**Exercise instructions**. Find every line containing the word "konnte" and report the count, nothing more.

╭──

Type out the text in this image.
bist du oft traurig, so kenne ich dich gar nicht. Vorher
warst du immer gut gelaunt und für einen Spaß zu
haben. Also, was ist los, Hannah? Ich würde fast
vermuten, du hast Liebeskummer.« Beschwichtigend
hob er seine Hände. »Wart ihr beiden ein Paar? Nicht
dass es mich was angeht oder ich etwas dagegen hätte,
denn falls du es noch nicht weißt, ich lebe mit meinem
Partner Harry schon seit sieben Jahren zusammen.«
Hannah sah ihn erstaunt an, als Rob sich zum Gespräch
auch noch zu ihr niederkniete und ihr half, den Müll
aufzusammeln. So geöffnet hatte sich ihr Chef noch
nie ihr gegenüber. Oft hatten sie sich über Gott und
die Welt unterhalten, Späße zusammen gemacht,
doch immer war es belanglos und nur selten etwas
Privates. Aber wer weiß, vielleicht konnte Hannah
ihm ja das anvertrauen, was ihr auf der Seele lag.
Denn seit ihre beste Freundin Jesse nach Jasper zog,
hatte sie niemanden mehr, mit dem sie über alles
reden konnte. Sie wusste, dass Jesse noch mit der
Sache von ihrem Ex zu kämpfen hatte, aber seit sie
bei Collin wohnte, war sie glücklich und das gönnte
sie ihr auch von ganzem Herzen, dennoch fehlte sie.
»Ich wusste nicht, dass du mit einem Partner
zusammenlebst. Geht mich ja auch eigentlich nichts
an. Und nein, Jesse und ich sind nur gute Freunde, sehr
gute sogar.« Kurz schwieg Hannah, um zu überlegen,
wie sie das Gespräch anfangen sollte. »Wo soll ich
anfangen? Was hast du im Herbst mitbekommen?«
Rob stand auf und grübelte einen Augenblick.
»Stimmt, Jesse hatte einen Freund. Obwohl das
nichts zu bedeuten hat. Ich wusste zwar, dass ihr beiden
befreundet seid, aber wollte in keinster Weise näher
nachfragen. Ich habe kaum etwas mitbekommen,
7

╰──

**Exercise output**. 2